Organisasi-organisasi ini tidak tampak represif. Mereka hadir dengan wajah ramah, jargon nasionalis, dan janji perubahan.

Namun di balik itu, mereka bekerja sistematis untuk meredam, menjinakkan, dan mengalihkan energi perlawanan menjadi partisipasi semu dalam sistem yang menindas.

Mereka adalah vaksin ideologis yang tidak membunuh revolusi secara frontal. Melainkan menyuntikkan ilusi kompromi ke dalam tubuh gerakan.

Dalam teori Marxisme, negara bukanlah entitas netral, melainkan alat dominasi kelas penguasa atas kelas tertindas. Dalam konteks kolonialisme internal seperti di Papua, negara berfungsi sebagai agen kapitalisme dan imperialisme yang melanggengkan kekuasaan pusat atas wilayah koloni.

INFORMASI HASIL EKSTRAKSI:
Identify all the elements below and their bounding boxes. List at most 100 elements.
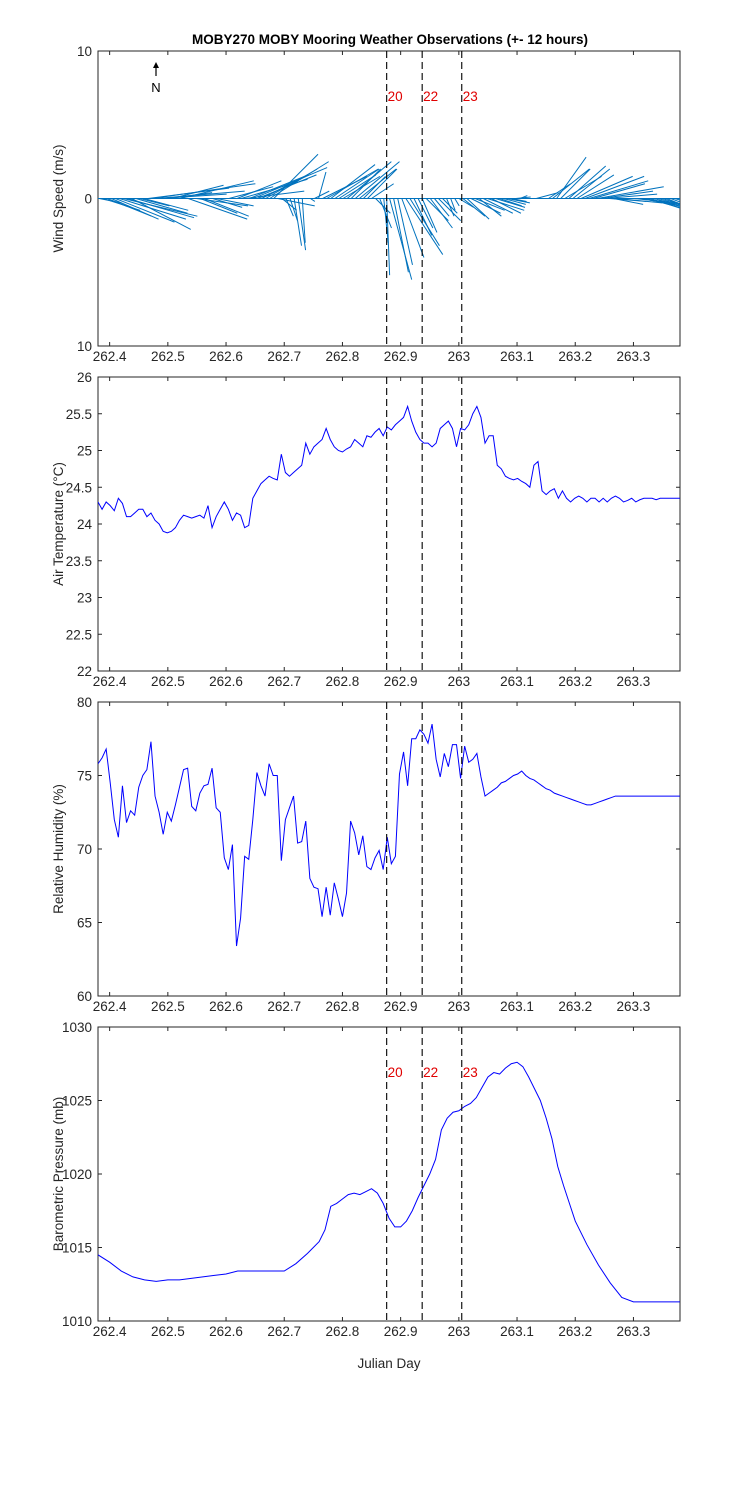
wind-stick [576, 174, 615, 199]
barometric-pressure-x-tick-label: 262.7 [267, 1324, 301, 1339]
wind-stick [519, 195, 528, 199]
air-temperature-x-tick-label: 262.4 [93, 674, 127, 689]
wind-stick [216, 198, 254, 207]
wind-data [98, 153, 680, 280]
relative-humidity-y-tick-label: 60 [77, 989, 92, 1004]
wind-stick [601, 190, 654, 199]
barometric-pressure-y-tick-label: 1030 [62, 1020, 92, 1035]
wind-stick [249, 174, 309, 199]
wind-x-tick-label: 262.7 [267, 349, 301, 364]
wind-stick [666, 198, 680, 205]
wind-stick [483, 198, 514, 214]
air-temperature-y-tick-label: 24 [77, 517, 93, 532]
wind-stick [654, 198, 680, 207]
barometric-pressure-x-tick-label: 263.2 [558, 1324, 592, 1339]
barometric-pressure-axes-box [97, 1026, 681, 1322]
relative-humidity-y-axis-label: Relative Humidity (%) [51, 784, 66, 914]
wind-stick [511, 198, 527, 202]
wind-stick [334, 168, 380, 199]
air-temperature-y-tick-label: 25 [77, 444, 92, 459]
barometric-pressure-event-label-23: 23 [463, 1065, 478, 1080]
wind-stick [236, 180, 282, 199]
relative-humidity-x-tick-label: 263.2 [558, 999, 592, 1014]
wind-stick [548, 183, 571, 199]
wind-stick [393, 198, 409, 273]
relative-humidity-y-tick-label: 80 [77, 695, 92, 710]
wind-stick [515, 196, 531, 199]
wind-stick [617, 198, 663, 204]
wind-stick [613, 198, 644, 205]
air-temperature-series-line [98, 404, 680, 534]
wind-stick [363, 176, 386, 199]
wind-stick [662, 198, 680, 205]
wind-stick [434, 198, 450, 217]
wind-stick [405, 198, 444, 255]
wind-stick [350, 168, 382, 199]
wind-stick [487, 198, 525, 211]
wind-stick [143, 198, 189, 211]
air-temperature-x-tick-label: 262.7 [267, 674, 301, 689]
air-temperature-y-tick-label: 25.5 [66, 407, 92, 422]
wind-stick [674, 198, 680, 201]
air-temperature-x-tick-label: 262.9 [384, 674, 418, 689]
wind-stick [367, 168, 398, 199]
barometric-pressure-x-tick-label: 263 [448, 1324, 471, 1339]
wind-stick [584, 175, 645, 199]
relative-humidity-x-tick-label: 262.6 [209, 999, 243, 1014]
panel-relative-humidity: 262.4 262.5 262.6 262.7 262.8 262.9 263 263.1 26… [51, 695, 681, 1014]
wind-stick [499, 198, 522, 207]
wind-event-label-22: 22 [423, 89, 438, 104]
barometric-pressure-series-line [98, 1061, 680, 1303]
barometric-pressure-x-tick-label: 262.8 [326, 1324, 360, 1339]
barometric-pressure-x-tick-label: 262.4 [93, 1324, 127, 1339]
wind-stick [589, 180, 649, 199]
wind-y-axis-label: Wind Speed (m/s) [51, 144, 66, 252]
air-temperature-x-tick-label: 263.2 [558, 674, 592, 689]
wind-stick [438, 198, 461, 221]
wind-stick [123, 198, 198, 217]
wind-stick [171, 184, 224, 199]
wind-stick [318, 171, 327, 199]
barometric-pressure-y-tick-label: 1015 [62, 1241, 92, 1256]
wind-stick [389, 198, 413, 280]
wind-stick [462, 198, 486, 217]
wind-y-tick-label: 10 [77, 44, 92, 59]
wind-stick [507, 198, 530, 204]
wind-stick [536, 192, 559, 199]
wind-stick [450, 198, 456, 211]
wind-x-tick-label: 262.4 [93, 349, 127, 364]
air-temperature-x-tick-label: 263.3 [617, 674, 651, 689]
wind-stick [605, 193, 658, 199]
wind-stick [413, 198, 433, 236]
wind-stick [397, 198, 413, 265]
wind-stick [314, 190, 330, 199]
wind-stick [111, 198, 159, 220]
wind-stick [301, 198, 306, 243]
barometric-pressure-x-tick-label: 262.5 [151, 1324, 185, 1339]
wind-stick [354, 161, 400, 199]
relative-humidity-x-tick-label: 262.9 [384, 999, 418, 1014]
wind-y-tick-label: 0 [84, 192, 92, 207]
panel-wind: 262.4 262.5 262.6 262.7 262.8 262.9 263 263.1 26… [51, 44, 681, 364]
wind-stick [474, 198, 505, 211]
wind-stick [470, 198, 501, 214]
wind-x-tick-label: 262.9 [384, 349, 418, 364]
wind-stick [200, 198, 238, 214]
air-temperature-x-tick-label: 262.8 [326, 674, 360, 689]
wind-x-tick-label: 262.8 [326, 349, 360, 364]
chart-title: MOBY270 MOBY Mooring Weather Observation… [192, 32, 588, 47]
wind-stick [491, 198, 522, 214]
wind-stick [597, 186, 664, 199]
wind-stick [646, 198, 680, 209]
panel-barometric-pressure: 262.4 262.5 262.6 262.7 262.8 262.9 263 263.1 26… [51, 1020, 681, 1339]
wind-stick [156, 190, 245, 199]
relative-humidity-x-tick-label: 263.3 [617, 999, 651, 1014]
wind-stick [580, 175, 633, 199]
wind-stick [273, 153, 319, 199]
barometric-pressure-event-label-20: 20 [388, 1065, 403, 1080]
wind-stick [466, 198, 490, 220]
wind-stick [495, 198, 526, 208]
wind-stick [212, 198, 243, 208]
wind-stick [478, 198, 502, 217]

DAFTAR TUGAS:
• A. Kembalikan seluruh kutipan tentang organisasi yang meredam energi perlawanan tanpa mengubah satu kata atau tanda baca pun.
• B. Dalam catatan, tukar "wind-stick" dengan "wind-barb" pada baris-baris dari yang memuat "wind-stick [576, 174, 615, 199]" hingga yang memuat "relative-humidity-y-axis-label: Relative Humidity", termasuk kedua baris tersebut. Tuliskan hanya baris-baris itu dan biarkan bagian lainnya tetap sama.
Kutipan dan catatan di halaman ini tidak saling berkaitan.

KUNCI JAWABAN:
• A.
Organisasi-organisasi ini tidak tampak represif. Mereka hadir dengan wajah ramah, jargon nasionalis, dan janji perubahan.

Namun di balik itu, mereka bekerja sistematis untuk meredam, menjinakkan, dan mengalihkan energi perlawanan menjadi partisipasi semu dalam sistem yang menindas.

Mereka adalah vaksin ideologis yang tidak membunuh revolusi secara frontal. Melainkan menyuntikkan ilusi kompromi ke dalam tubuh gerakan.

Dalam teori Marxisme, negara bukanlah entitas netral, melainkan alat dominasi kelas penguasa atas kelas tertindas. Dalam konteks kolonialisme internal seperti di Papua, negara berfungsi sebagai agen kapitalisme dan imperialisme yang melanggengkan kekuasaan pusat atas wilayah koloni.

• B.
wind-barb [576, 174, 615, 199]
barometric-pressure-x-tick-label: 262.7 [267, 1324, 301, 1339]
wind-barb [519, 195, 528, 199]
air-temperature-x-tick-label: 262.4 [93, 674, 127, 689]
wind-barb [216, 198, 254, 207]
wind-data [98, 153, 680, 280]
relative-humidity-y-tick-label: 60 [77, 989, 92, 1004]
wind-barb [601, 190, 654, 199]
barometric-pressure-y-tick-label: 1030 [62, 1020, 92, 1035]
wind-barb [249, 174, 309, 199]
wind-x-tick-label: 262.7 [267, 349, 301, 364]
wind-barb [666, 198, 680, 205]
wind-barb [483, 198, 514, 214]
air-temperature-y-tick-label: 24 [77, 517, 93, 532]
wind-barb [654, 198, 680, 207]
barometric-pressure-x-tick-label: 263.2 [558, 1324, 592, 1339]
barometric-pressure-axes-box [97, 1026, 681, 1322]
relative-humidity-y-axis-label: Relative Humidity (%) [51, 784, 66, 914]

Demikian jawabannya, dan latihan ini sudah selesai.